• **Exercise task**
Keep the images out and copy every entry below exactly.
:: Given information ::
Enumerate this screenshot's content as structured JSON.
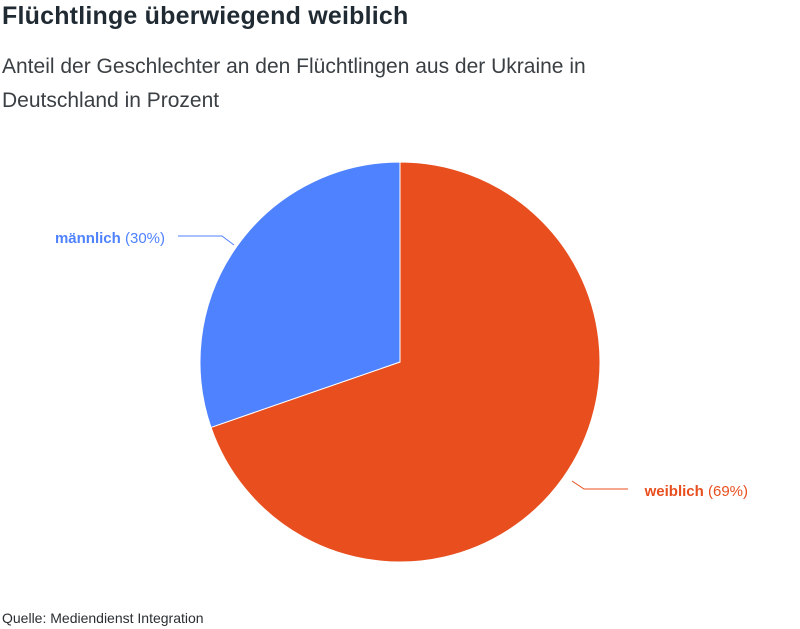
{
  "title": "Flüchtlinge überwiegend weiblich",
  "subtitle": "Anteil der Geschlechter an den Flüchtlingen aus der Ukraine in Deutschland in Prozent",
  "source": "Quelle: Mediendienst Integration",
  "chart_data": {
    "type": "pie",
    "title": "Flüchtlinge überwiegend weiblich",
    "subtitle": "Anteil der Geschlechter an den Flüchtlingen aus der Ukraine in Deutschland in Prozent",
    "slices": [
      {
        "label": "weiblich",
        "value": 69,
        "value_label": "(69%)",
        "color": "#e84e1e"
      },
      {
        "label": "männlich",
        "value": 30,
        "value_label": "(30%)",
        "color": "#4f82ff"
      }
    ]
  }
}
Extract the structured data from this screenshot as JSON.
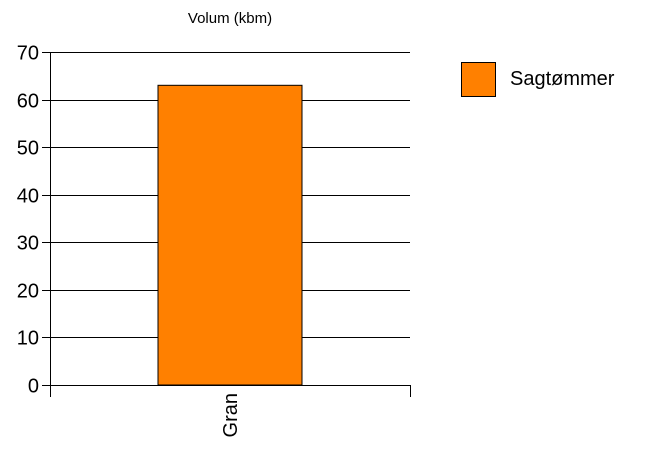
{
  "chart_data": {
    "type": "bar",
    "title": "Volum (kbm)",
    "xlabel": "",
    "ylabel": "",
    "categories": [
      "Gran"
    ],
    "series": [
      {
        "name": "Sagtømmer",
        "values": [
          63
        ],
        "color": "#ff8000"
      }
    ],
    "ylim": [
      0,
      70
    ],
    "yticks": [
      0,
      10,
      20,
      30,
      40,
      50,
      60,
      70
    ],
    "grid": true,
    "legend_position": "right"
  }
}
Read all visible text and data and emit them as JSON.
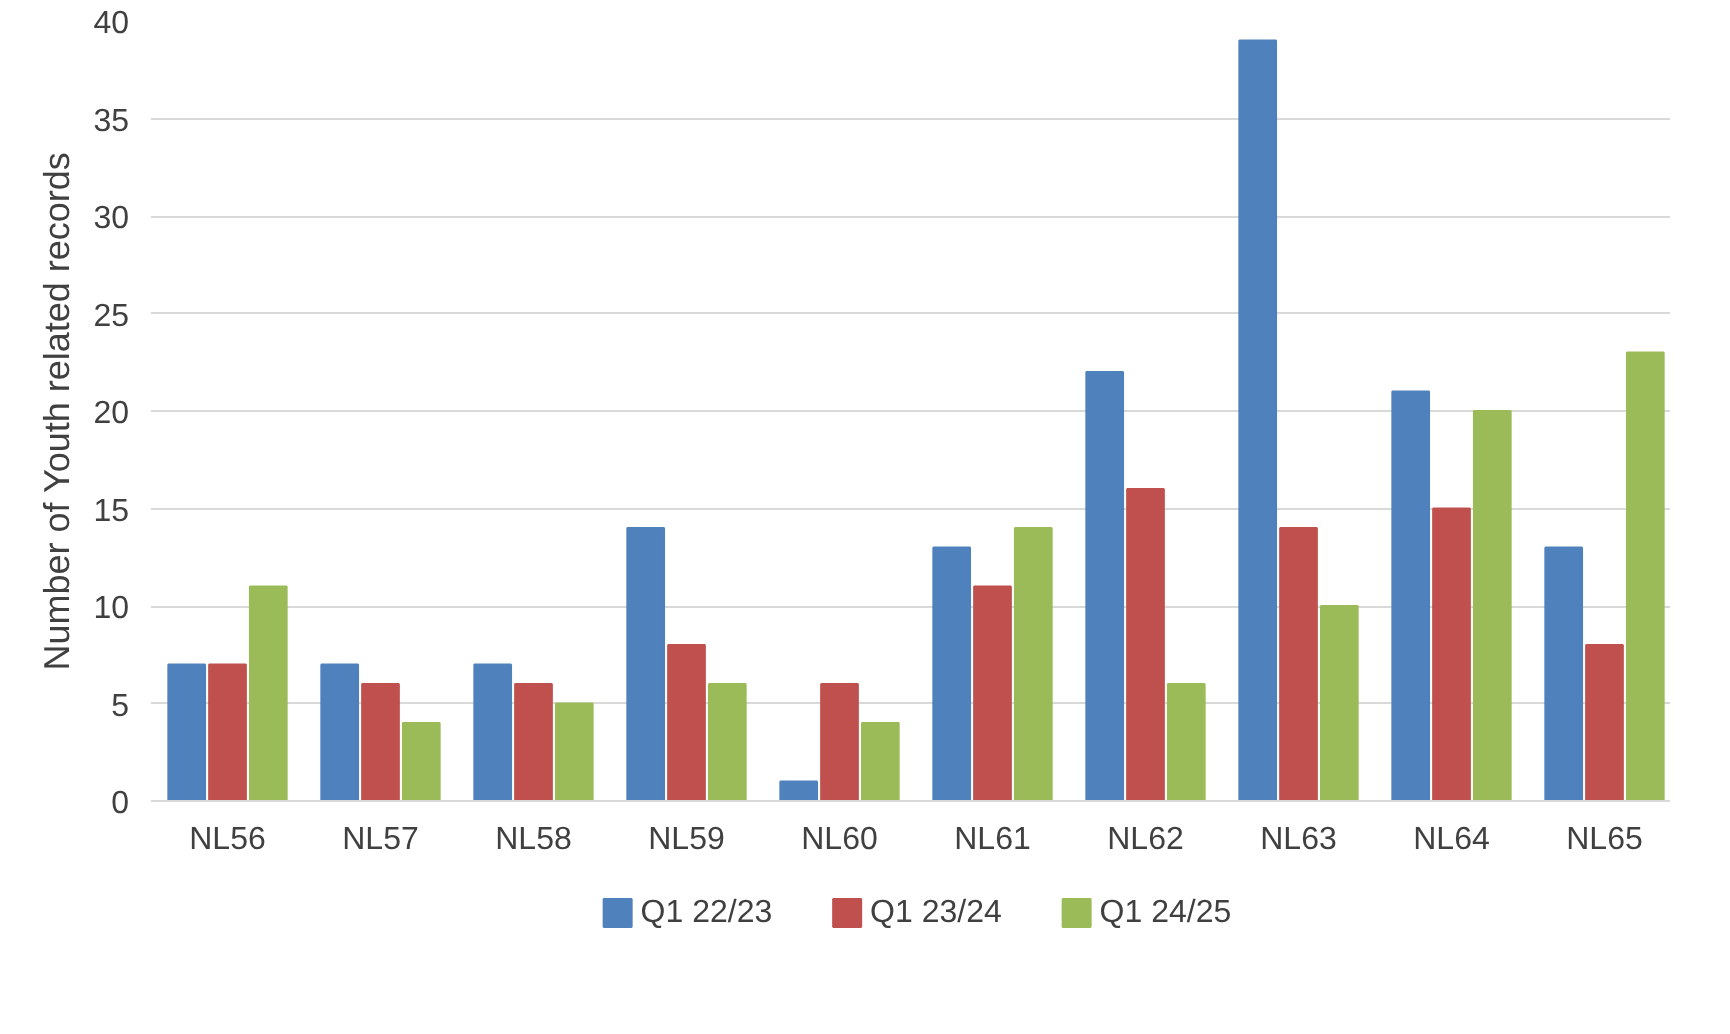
:::
• **Full answer**
Enumerate this screenshot's content as structured JSON.
{
  "title": "Flüchtlinge überwiegend weiblich",
  "subtitle": "Anteil der Geschlechter an den Flüchtlingen aus der Ukraine in Deutschland in Prozent",
  "source": "Quelle: Mediendienst Integration",
  "chart_data": {
    "type": "pie",
    "title": "Flüchtlinge überwiegend weiblich",
    "subtitle": "Anteil der Geschlechter an den Flüchtlingen aus der Ukraine in Deutschland in Prozent",
    "slices": [
      {
        "label": "weiblich",
        "value": 69,
        "value_label": "(69%)",
        "color": "#e84e1e"
      },
      {
        "label": "männlich",
        "value": 30,
        "value_label": "(30%)",
        "color": "#4f82ff"
      }
    ]
  }
}
Extract the structured data from this screenshot as JSON.
{
  "chart_data": {
    "type": "bar",
    "title": "Volum (kbm)",
    "xlabel": "",
    "ylabel": "",
    "categories": [
      "Gran"
    ],
    "series": [
      {
        "name": "Sagtømmer",
        "values": [
          63
        ],
        "color": "#ff8000"
      }
    ],
    "ylim": [
      0,
      70
    ],
    "yticks": [
      0,
      10,
      20,
      30,
      40,
      50,
      60,
      70
    ],
    "grid": true,
    "legend_position": "right"
  }
}
Read all visible text and data and emit them as JSON.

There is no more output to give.